**Objective:** Pick out all lines in the listing holding the string "till" and copy them.

**Supplied material:**
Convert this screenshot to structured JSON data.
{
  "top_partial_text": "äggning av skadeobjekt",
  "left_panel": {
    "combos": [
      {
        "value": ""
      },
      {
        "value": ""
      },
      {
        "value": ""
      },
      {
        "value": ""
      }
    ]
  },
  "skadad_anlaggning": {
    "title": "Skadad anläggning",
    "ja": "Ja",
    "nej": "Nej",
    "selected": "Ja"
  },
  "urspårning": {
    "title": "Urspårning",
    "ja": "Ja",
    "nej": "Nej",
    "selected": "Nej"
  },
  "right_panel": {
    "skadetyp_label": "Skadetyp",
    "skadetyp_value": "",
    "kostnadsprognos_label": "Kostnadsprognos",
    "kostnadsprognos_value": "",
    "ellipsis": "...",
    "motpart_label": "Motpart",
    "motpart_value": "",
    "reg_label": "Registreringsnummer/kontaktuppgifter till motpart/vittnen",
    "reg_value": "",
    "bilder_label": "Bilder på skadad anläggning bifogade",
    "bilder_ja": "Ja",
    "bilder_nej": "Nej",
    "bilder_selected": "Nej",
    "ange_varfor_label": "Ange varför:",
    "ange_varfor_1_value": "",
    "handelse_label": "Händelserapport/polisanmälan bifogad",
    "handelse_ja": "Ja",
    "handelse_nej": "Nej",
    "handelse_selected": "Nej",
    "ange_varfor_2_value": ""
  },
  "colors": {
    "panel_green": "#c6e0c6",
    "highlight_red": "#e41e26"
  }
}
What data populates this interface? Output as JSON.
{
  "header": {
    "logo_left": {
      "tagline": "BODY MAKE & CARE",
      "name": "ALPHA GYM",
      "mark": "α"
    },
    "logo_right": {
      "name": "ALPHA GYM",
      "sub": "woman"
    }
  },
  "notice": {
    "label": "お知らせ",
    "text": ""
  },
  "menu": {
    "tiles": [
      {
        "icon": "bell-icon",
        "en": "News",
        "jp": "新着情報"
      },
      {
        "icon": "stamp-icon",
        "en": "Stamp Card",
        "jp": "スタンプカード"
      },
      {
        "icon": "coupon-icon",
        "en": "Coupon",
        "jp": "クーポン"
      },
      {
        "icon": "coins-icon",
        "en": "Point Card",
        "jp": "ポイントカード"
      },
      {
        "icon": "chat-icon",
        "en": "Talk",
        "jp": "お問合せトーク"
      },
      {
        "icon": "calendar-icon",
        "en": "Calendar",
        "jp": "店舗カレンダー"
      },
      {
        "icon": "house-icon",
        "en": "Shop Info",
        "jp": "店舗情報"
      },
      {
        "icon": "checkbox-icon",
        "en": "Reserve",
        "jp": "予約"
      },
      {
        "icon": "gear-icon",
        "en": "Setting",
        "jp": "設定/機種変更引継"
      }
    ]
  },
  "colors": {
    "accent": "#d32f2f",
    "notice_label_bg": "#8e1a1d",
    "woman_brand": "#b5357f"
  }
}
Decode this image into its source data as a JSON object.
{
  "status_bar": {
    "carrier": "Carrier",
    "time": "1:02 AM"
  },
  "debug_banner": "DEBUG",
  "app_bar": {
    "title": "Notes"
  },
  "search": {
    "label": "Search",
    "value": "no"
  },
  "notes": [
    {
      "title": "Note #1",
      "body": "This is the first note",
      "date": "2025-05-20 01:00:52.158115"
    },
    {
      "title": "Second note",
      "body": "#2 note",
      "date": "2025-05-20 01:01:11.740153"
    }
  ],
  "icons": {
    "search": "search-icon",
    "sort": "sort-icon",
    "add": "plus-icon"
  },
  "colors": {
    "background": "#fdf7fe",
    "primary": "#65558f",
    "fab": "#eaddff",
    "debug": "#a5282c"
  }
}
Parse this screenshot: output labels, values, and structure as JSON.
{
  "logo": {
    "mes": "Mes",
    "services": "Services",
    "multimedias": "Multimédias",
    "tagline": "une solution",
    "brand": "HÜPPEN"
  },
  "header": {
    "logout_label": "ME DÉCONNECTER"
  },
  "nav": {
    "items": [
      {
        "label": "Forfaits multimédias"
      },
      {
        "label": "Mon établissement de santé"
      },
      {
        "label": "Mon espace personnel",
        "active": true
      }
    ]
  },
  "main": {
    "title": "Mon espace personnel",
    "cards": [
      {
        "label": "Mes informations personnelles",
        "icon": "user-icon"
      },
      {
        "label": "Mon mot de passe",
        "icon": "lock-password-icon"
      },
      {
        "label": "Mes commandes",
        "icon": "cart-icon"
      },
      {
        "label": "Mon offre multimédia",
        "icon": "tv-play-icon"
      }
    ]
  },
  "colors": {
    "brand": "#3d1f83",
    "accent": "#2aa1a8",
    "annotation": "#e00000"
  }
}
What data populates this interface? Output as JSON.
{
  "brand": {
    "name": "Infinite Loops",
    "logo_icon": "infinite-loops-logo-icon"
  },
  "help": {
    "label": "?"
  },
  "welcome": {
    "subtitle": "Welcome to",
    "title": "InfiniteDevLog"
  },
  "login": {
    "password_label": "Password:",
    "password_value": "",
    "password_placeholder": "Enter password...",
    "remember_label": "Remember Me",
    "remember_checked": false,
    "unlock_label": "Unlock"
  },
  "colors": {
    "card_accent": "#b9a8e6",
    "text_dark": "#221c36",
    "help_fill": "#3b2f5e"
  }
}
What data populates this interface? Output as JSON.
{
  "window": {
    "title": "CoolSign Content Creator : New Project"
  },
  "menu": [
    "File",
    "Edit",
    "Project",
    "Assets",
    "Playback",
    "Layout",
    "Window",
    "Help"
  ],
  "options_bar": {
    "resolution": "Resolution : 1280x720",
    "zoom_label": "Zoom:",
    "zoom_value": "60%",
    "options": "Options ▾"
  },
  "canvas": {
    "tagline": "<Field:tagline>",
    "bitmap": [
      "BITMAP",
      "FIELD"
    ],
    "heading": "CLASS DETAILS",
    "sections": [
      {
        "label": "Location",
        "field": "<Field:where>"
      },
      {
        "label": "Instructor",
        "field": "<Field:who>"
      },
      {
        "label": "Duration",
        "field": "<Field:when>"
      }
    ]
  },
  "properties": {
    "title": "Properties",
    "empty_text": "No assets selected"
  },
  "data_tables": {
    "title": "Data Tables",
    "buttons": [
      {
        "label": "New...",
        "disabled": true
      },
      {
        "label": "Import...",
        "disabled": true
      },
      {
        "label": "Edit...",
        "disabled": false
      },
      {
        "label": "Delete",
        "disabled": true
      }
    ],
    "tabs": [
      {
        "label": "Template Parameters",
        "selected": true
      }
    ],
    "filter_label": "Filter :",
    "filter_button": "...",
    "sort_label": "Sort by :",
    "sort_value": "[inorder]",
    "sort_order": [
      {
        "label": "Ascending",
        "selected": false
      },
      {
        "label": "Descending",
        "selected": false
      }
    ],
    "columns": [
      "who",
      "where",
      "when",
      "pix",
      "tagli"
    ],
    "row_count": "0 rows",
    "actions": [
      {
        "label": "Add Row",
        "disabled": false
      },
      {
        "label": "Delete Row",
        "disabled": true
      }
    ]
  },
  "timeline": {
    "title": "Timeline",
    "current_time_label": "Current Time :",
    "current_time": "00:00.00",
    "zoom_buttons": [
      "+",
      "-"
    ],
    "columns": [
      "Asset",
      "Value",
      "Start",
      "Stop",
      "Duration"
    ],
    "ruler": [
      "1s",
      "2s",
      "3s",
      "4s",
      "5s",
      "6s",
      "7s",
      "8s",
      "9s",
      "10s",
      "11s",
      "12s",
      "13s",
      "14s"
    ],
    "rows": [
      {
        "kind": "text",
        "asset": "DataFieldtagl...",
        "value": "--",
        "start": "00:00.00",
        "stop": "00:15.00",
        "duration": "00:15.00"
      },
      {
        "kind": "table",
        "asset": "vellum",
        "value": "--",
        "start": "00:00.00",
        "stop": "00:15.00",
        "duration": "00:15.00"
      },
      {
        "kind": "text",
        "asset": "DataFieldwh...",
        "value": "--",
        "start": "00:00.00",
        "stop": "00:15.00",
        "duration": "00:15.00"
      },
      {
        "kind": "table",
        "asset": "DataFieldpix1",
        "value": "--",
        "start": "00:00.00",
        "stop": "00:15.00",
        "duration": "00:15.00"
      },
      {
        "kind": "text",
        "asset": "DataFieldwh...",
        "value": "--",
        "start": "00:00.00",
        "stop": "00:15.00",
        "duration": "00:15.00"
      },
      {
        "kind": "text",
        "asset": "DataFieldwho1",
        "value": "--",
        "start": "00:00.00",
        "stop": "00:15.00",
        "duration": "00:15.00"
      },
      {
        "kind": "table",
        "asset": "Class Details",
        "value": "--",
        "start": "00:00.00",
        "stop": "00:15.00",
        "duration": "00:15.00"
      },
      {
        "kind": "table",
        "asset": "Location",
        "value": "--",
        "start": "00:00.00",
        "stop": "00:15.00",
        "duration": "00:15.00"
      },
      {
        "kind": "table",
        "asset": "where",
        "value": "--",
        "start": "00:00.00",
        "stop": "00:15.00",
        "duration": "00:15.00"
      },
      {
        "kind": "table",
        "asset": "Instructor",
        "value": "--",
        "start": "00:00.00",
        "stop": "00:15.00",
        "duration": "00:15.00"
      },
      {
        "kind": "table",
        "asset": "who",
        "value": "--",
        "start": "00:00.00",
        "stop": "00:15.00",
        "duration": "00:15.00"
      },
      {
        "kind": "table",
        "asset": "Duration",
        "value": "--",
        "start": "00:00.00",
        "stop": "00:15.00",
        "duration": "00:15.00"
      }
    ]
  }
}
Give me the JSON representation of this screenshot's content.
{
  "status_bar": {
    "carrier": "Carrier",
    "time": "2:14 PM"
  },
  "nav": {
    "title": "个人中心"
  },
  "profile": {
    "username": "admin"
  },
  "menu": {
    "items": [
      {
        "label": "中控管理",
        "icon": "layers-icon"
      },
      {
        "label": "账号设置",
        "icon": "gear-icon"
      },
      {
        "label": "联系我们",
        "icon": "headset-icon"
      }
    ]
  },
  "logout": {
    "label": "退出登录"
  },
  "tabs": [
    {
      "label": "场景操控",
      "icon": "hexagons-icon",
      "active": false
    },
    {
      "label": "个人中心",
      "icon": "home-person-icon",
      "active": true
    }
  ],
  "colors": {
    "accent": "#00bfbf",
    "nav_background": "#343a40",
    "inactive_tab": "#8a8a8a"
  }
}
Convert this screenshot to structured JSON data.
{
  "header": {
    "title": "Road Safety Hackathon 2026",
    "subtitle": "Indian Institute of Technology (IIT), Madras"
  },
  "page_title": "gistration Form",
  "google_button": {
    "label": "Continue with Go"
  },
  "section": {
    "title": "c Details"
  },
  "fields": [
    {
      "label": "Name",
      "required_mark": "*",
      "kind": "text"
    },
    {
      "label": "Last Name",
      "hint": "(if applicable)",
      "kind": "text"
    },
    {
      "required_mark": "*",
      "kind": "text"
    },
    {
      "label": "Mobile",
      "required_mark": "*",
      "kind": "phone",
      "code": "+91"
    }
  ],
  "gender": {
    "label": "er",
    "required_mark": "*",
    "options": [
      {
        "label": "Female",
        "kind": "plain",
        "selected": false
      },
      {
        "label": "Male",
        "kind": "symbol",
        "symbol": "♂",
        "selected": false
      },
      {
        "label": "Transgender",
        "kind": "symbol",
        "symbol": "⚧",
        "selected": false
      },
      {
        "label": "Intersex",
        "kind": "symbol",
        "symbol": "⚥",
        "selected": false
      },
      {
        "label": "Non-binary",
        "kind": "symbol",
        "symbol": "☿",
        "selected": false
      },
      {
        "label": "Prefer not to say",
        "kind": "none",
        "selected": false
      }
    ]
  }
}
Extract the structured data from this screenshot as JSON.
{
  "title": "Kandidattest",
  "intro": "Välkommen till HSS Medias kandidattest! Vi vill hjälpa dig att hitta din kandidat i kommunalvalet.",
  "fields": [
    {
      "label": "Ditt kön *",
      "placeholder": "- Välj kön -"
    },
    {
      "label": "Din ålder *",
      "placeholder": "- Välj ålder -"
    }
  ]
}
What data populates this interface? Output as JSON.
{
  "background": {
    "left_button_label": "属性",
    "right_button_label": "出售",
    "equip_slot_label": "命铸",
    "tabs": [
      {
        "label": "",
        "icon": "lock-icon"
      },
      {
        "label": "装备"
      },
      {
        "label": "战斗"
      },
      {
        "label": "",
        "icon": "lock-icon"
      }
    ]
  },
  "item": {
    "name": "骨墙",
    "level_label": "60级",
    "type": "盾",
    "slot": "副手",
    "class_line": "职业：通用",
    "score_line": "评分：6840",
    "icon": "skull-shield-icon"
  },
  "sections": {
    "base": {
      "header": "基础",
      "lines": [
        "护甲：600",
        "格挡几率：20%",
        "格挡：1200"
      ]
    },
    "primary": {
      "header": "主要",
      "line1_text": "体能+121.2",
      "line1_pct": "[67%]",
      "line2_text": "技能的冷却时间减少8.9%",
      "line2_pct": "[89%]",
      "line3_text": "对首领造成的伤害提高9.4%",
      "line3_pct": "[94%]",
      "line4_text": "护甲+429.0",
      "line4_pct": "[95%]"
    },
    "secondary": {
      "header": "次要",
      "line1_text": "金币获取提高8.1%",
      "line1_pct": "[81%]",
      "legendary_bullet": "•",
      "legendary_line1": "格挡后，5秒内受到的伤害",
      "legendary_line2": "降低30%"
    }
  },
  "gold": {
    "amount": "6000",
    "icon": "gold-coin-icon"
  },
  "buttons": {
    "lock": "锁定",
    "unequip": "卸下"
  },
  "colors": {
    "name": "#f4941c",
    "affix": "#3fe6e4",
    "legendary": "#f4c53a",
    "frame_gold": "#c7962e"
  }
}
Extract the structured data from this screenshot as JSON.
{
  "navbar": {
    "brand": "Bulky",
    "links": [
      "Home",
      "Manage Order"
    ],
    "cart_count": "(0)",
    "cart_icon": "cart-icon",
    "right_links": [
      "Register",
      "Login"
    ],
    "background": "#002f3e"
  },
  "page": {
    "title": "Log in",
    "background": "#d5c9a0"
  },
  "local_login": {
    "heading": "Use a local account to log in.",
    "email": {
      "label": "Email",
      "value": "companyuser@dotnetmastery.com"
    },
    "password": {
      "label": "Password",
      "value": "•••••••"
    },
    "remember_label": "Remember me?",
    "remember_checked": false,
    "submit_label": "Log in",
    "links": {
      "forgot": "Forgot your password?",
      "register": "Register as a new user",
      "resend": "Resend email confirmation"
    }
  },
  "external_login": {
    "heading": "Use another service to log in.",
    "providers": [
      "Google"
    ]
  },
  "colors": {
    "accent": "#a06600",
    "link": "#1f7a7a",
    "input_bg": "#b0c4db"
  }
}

**Solution to this problem:**
    "reg_label": "Registreringsnummer/kontaktuppgifter till motpart/vittnen",
  "intro": "Välkommen till HSS Medias kandidattest! Vi vill hjälpa dig att hitta din kandidat i kommunalvalet.",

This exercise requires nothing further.